◆ Material shown ◆
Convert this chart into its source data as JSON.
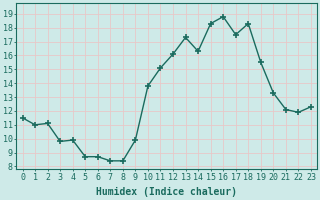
{
  "x": [
    0,
    1,
    2,
    3,
    4,
    5,
    6,
    7,
    8,
    9,
    10,
    11,
    12,
    13,
    14,
    15,
    16,
    17,
    18,
    19,
    20,
    21,
    22,
    23
  ],
  "y": [
    11.5,
    11.0,
    11.1,
    9.8,
    9.9,
    8.7,
    8.7,
    8.4,
    8.4,
    9.9,
    13.8,
    15.1,
    16.1,
    17.3,
    16.3,
    18.3,
    18.8,
    17.5,
    18.3,
    15.5,
    13.3,
    12.1,
    11.9,
    12.3
  ],
  "line_color": "#1a6b5e",
  "marker": "+",
  "marker_size": 4,
  "bg_color": "#ceeae8",
  "grid_color_major": "#e8c8c8",
  "grid_color_minor": "#e8c8c8",
  "xlabel": "Humidex (Indice chaleur)",
  "ylabel_ticks": [
    8,
    9,
    10,
    11,
    12,
    13,
    14,
    15,
    16,
    17,
    18,
    19
  ],
  "ylim": [
    7.8,
    19.8
  ],
  "xlim": [
    -0.5,
    23.5
  ],
  "tick_color": "#1a6b5e",
  "label_color": "#1a6b5e",
  "font_size": 6,
  "xlabel_fontsize": 7,
  "linewidth": 1.0
}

◆ Objective ◆
Print out the material word for word, omitting the pictures.

◆ Task result ◆
Convert this chart into its source data as JSON.
{
  "x": [
    0,
    1,
    2,
    3,
    4,
    5,
    6,
    7,
    8,
    9,
    10,
    11,
    12,
    13,
    14,
    15,
    16,
    17,
    18,
    19,
    20,
    21,
    22,
    23
  ],
  "y": [
    11.5,
    11.0,
    11.1,
    9.8,
    9.9,
    8.7,
    8.7,
    8.4,
    8.4,
    9.9,
    13.8,
    15.1,
    16.1,
    17.3,
    16.3,
    18.3,
    18.8,
    17.5,
    18.3,
    15.5,
    13.3,
    12.1,
    11.9,
    12.3
  ],
  "line_color": "#1a6b5e",
  "marker": "+",
  "marker_size": 4,
  "bg_color": "#ceeae8",
  "grid_color_major": "#e8c8c8",
  "grid_color_minor": "#e8c8c8",
  "xlabel": "Humidex (Indice chaleur)",
  "ylabel_ticks": [
    8,
    9,
    10,
    11,
    12,
    13,
    14,
    15,
    16,
    17,
    18,
    19
  ],
  "ylim": [
    7.8,
    19.8
  ],
  "xlim": [
    -0.5,
    23.5
  ],
  "tick_color": "#1a6b5e",
  "label_color": "#1a6b5e",
  "font_size": 6,
  "xlabel_fontsize": 7,
  "linewidth": 1.0
}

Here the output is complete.